## Start RECORDED DATA

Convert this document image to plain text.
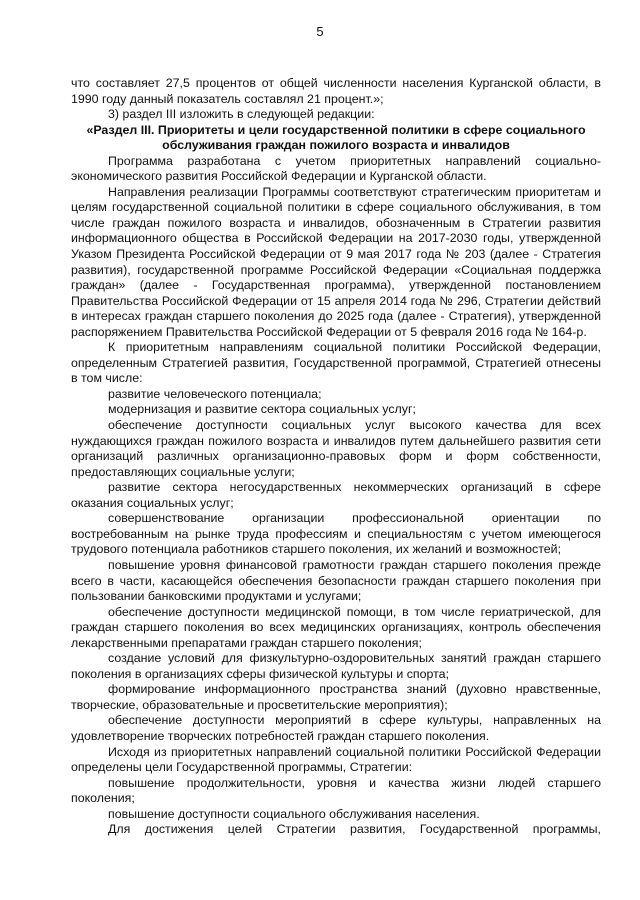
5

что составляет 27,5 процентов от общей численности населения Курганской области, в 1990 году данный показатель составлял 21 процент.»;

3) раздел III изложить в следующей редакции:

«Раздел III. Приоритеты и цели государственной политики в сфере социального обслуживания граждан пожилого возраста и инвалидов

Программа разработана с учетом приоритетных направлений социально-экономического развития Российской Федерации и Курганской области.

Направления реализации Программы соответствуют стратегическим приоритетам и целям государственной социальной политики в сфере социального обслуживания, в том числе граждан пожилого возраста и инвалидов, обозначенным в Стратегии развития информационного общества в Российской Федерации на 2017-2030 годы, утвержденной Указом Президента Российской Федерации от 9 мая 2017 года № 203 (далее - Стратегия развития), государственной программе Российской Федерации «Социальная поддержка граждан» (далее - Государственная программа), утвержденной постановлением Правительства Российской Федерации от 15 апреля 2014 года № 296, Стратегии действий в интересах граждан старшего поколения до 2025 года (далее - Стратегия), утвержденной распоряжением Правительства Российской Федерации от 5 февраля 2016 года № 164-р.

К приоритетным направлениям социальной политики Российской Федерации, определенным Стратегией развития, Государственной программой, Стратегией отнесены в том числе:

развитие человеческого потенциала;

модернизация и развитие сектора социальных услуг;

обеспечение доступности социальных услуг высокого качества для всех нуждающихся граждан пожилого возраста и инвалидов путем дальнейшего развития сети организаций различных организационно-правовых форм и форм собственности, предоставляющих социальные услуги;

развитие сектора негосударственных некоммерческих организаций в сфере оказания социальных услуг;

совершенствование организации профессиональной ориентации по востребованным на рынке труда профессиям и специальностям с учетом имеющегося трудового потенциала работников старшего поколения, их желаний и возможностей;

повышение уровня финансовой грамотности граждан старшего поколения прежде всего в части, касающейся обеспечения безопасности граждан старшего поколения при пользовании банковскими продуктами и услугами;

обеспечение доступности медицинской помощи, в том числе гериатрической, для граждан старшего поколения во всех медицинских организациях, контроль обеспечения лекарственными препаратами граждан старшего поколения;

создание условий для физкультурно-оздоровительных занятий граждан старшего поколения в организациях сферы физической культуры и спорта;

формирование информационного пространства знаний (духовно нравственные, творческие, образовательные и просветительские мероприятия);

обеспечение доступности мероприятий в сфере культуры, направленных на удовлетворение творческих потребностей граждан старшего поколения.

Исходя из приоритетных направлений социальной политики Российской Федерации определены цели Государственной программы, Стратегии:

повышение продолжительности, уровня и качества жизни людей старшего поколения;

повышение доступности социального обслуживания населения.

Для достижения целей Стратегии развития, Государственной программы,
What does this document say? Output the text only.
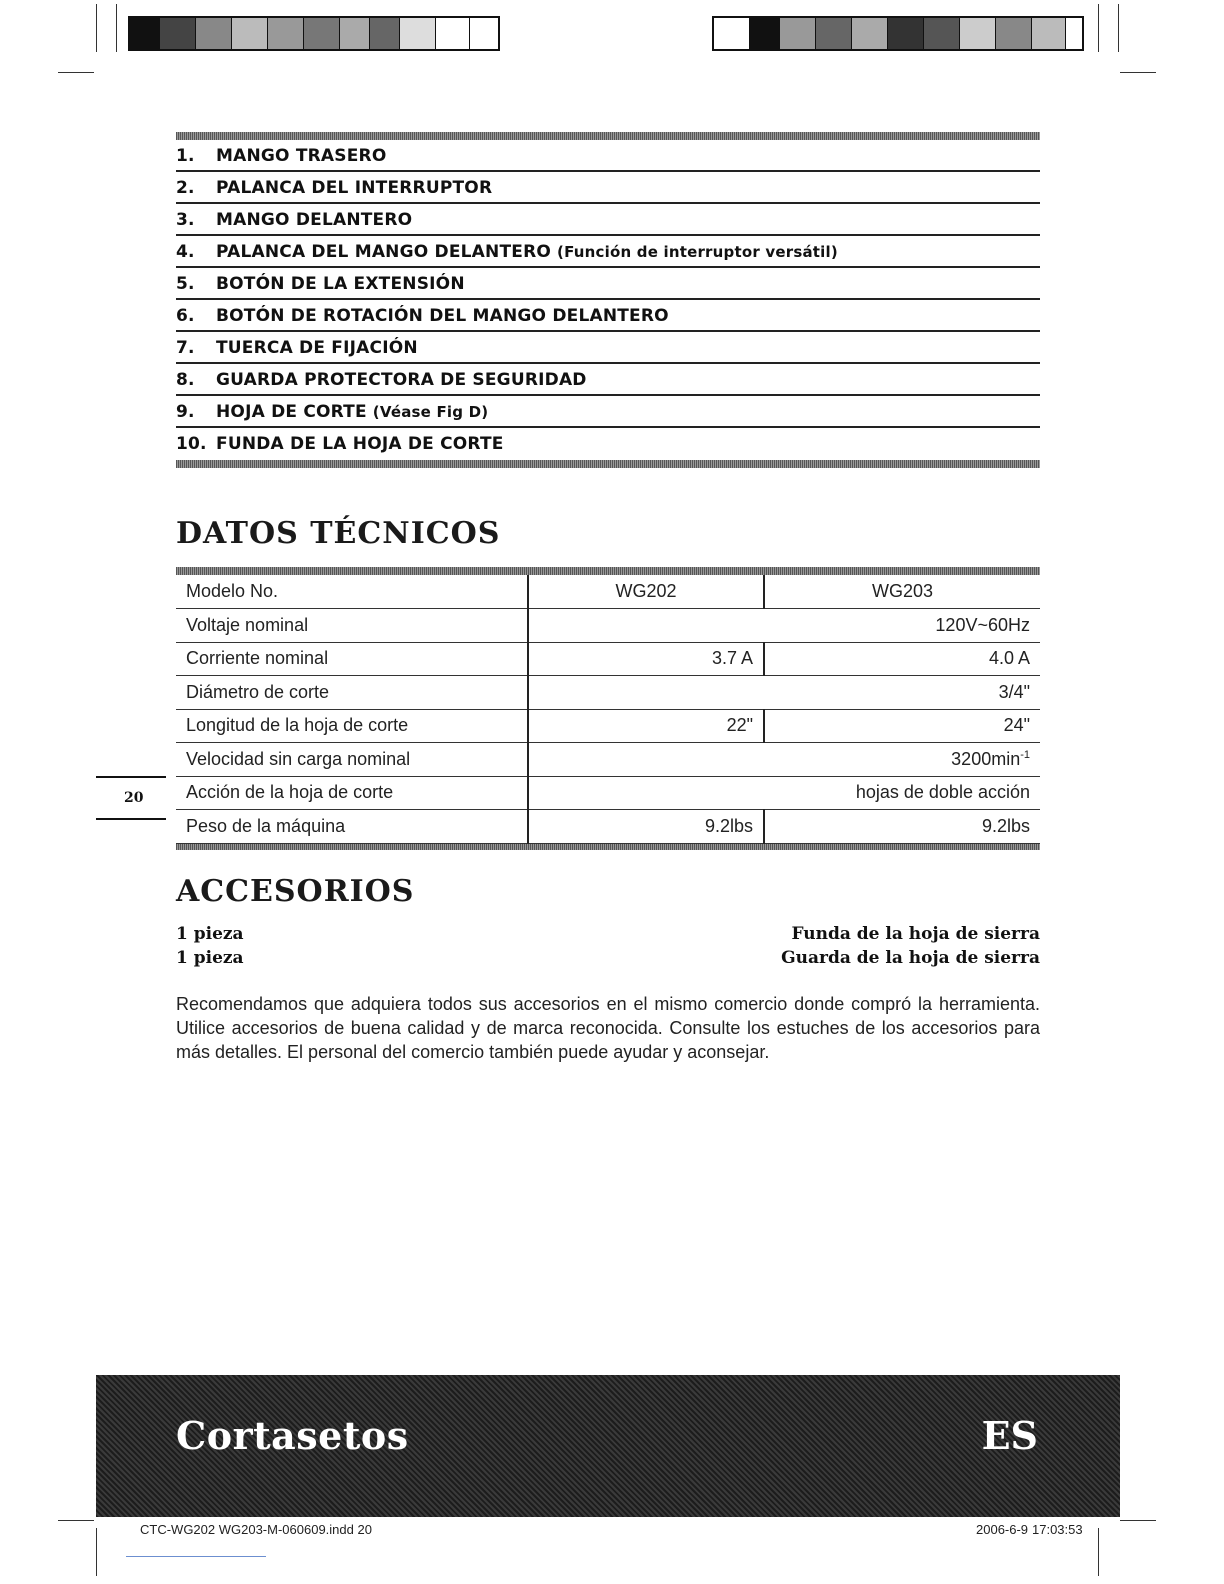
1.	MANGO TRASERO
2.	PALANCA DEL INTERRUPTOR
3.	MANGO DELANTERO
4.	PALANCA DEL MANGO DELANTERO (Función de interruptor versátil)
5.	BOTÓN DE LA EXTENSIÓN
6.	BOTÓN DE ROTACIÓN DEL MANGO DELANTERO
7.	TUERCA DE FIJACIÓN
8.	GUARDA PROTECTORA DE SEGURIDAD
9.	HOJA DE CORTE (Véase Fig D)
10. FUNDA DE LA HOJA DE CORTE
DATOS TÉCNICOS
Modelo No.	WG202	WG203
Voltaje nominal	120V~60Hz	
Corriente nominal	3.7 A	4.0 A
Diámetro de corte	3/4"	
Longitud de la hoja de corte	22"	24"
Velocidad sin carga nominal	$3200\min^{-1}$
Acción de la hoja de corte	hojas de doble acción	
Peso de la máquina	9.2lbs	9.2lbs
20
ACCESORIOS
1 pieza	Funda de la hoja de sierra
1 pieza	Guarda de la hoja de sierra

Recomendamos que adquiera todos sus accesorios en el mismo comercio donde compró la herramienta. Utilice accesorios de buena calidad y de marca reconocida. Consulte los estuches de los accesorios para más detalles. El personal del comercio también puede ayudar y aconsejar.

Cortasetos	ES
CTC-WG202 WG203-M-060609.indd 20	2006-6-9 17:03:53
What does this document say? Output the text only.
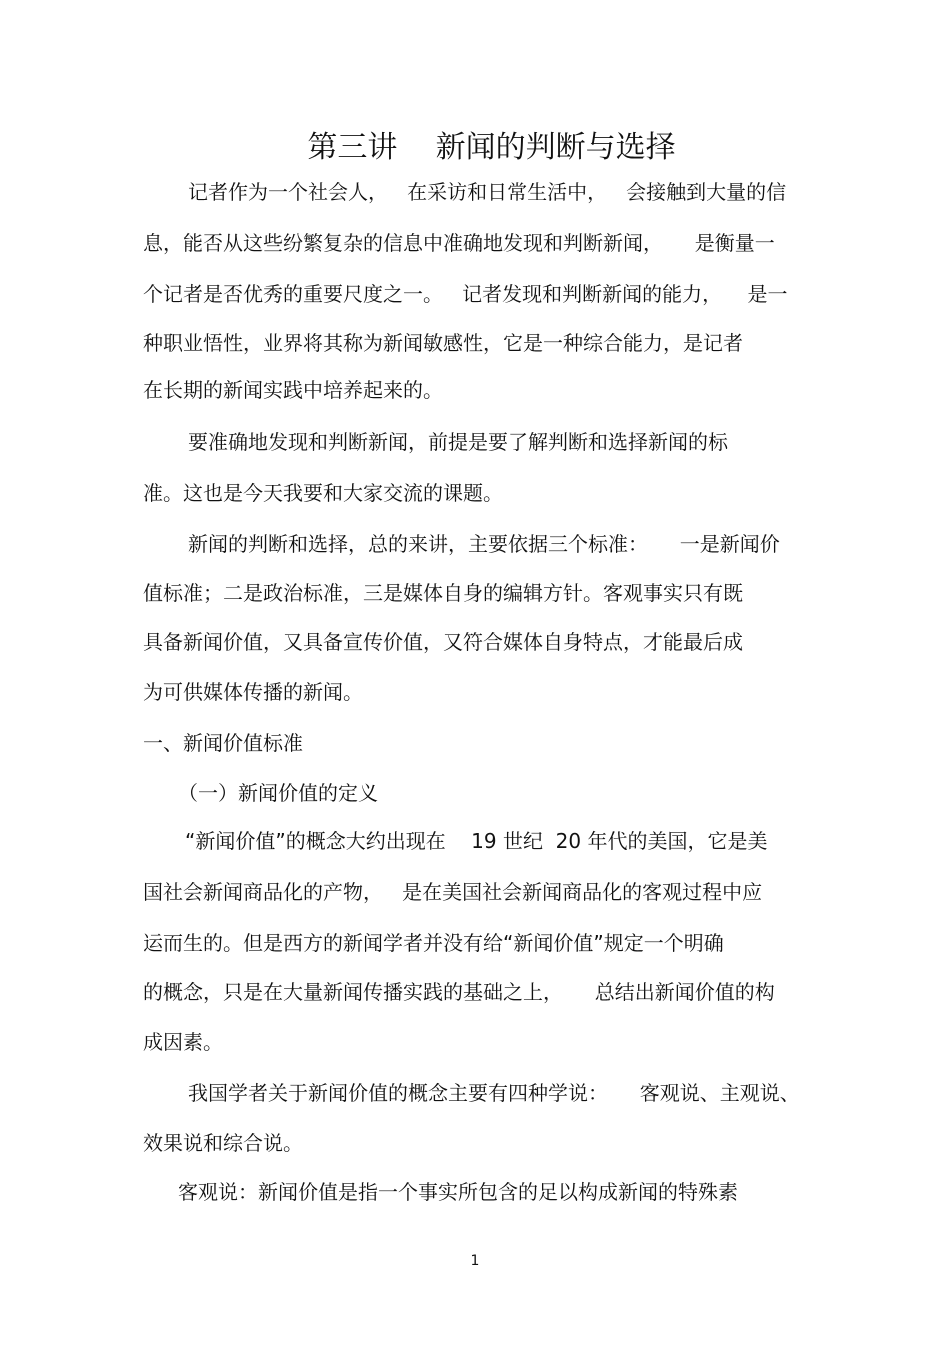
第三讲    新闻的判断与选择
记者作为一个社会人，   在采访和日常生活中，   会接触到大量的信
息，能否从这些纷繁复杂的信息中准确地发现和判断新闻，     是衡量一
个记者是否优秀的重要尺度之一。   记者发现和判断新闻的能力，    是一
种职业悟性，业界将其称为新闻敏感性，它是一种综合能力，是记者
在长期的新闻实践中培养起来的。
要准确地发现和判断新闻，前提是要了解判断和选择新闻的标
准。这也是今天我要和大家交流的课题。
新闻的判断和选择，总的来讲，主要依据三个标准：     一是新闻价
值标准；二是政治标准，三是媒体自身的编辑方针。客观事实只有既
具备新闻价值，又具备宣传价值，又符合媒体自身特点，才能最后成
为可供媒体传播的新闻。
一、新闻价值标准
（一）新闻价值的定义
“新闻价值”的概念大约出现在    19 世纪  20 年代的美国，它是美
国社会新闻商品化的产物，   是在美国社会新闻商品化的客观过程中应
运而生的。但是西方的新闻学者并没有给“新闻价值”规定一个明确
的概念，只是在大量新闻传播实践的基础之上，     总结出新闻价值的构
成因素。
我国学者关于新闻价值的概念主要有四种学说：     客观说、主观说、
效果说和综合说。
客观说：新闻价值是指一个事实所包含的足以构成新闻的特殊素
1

## End RECORDED DATA

Return every line holding the word "sierra" from the records.

1 pieza	Funda de la hoja de sierra
1 pieza	Guarda de la hoja de sierra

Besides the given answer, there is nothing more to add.